> **Available records**:
>> start

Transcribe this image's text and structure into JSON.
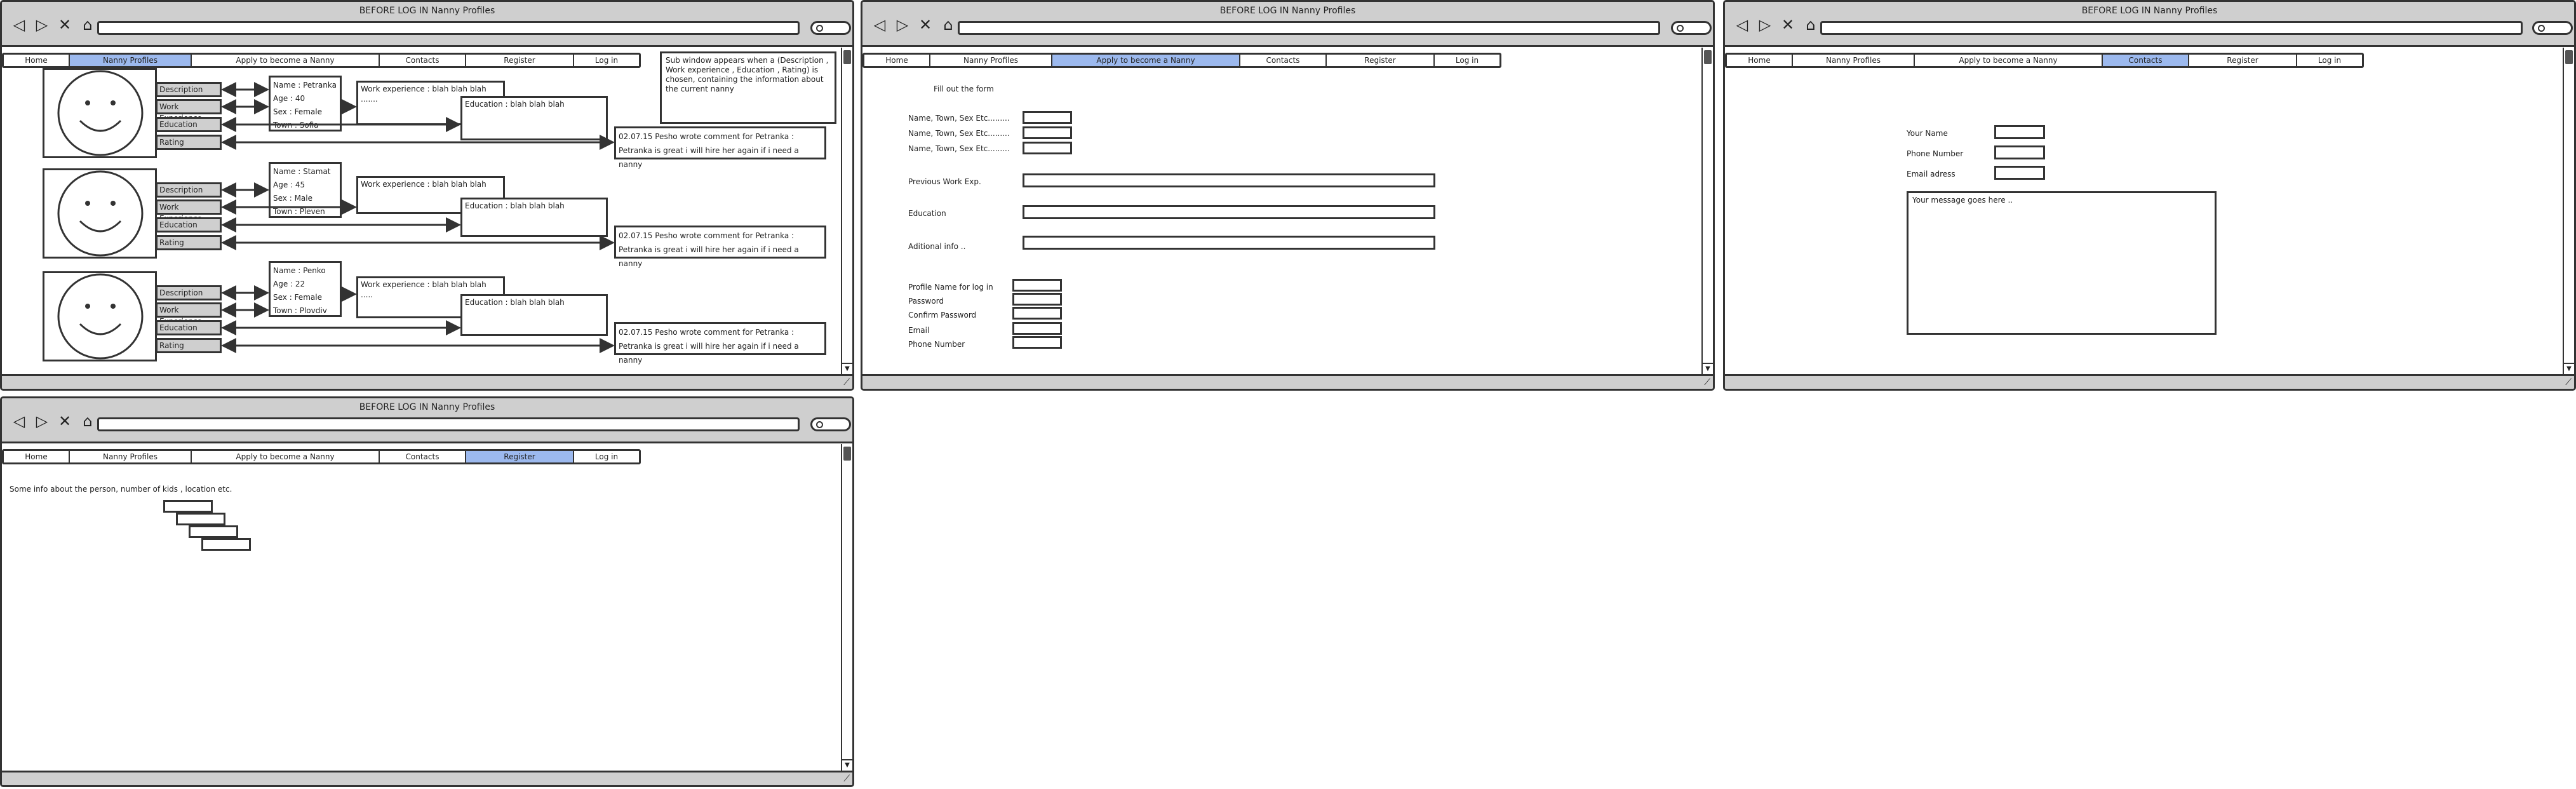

>> end
>> start

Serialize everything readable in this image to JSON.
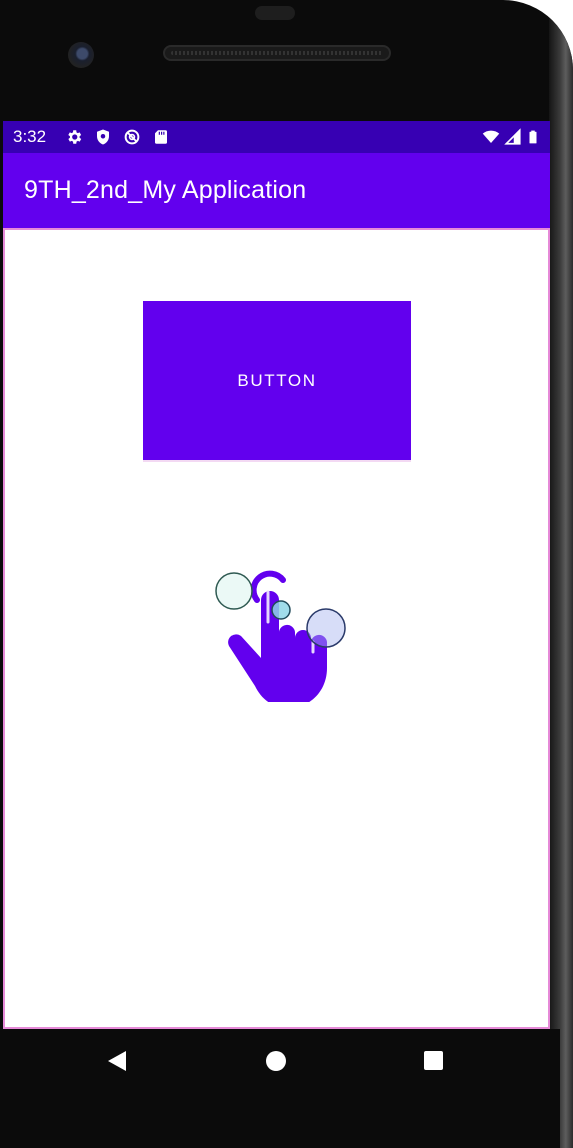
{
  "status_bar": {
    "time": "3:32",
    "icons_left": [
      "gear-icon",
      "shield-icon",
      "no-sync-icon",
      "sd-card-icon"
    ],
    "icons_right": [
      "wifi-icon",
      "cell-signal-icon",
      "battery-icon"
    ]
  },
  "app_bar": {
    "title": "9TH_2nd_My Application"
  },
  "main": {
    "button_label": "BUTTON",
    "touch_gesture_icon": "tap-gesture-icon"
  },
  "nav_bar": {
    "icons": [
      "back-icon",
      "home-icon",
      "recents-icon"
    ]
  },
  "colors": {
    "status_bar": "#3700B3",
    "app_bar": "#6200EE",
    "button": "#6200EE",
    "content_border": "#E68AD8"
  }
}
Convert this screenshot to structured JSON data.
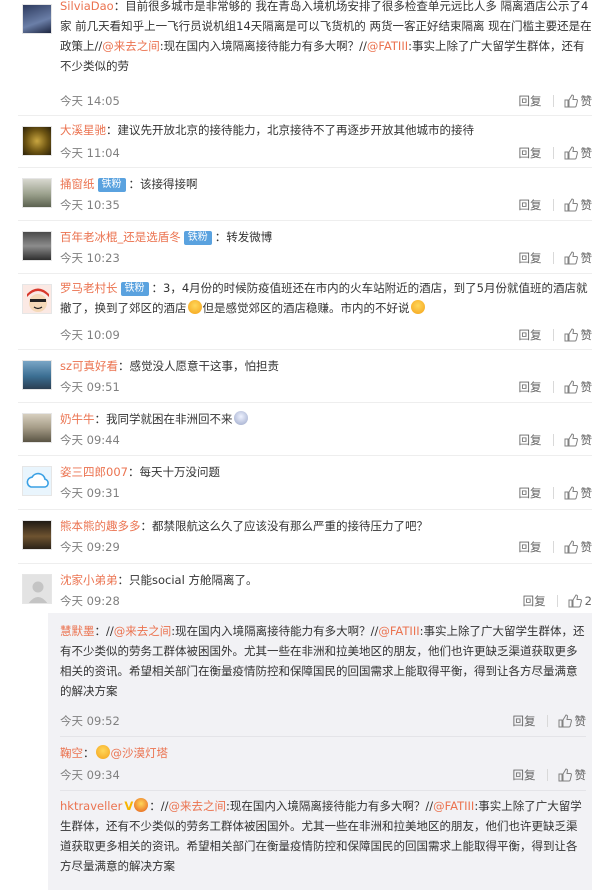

>> end

> **What you are asked to do**: Above are records; repeat only the lines from the line with "Serialize everything readable" through the line with "Convert this screenshot", and leave pictures out.

> **Final answer**:
Serialize everything readable in this image to JSON.
{
  "status_bar": {
    "time": "3:32",
    "icons_left": [
      "gear-icon",
      "shield-icon",
      "no-sync-icon",
      "sd-card-icon"
    ],
    "icons_right": [
      "wifi-icon",
      "cell-signal-icon",
      "battery-icon"
    ]
  },
  "app_bar": {
    "title": "9TH_2nd_My Application"
  },
  "main": {
    "button_label": "BUTTON",
    "touch_gesture_icon": "tap-gesture-icon"
  },
  "nav_bar": {
    "icons": [
      "back-icon",
      "home-icon",
      "recents-icon"
    ]
  },
  "colors": {
    "status_bar": "#3700B3",
    "app_bar": "#6200EE",
    "button": "#6200EE",
    "content_border": "#E68AD8"
  }
}
Convert this screenshot to structured JSON data.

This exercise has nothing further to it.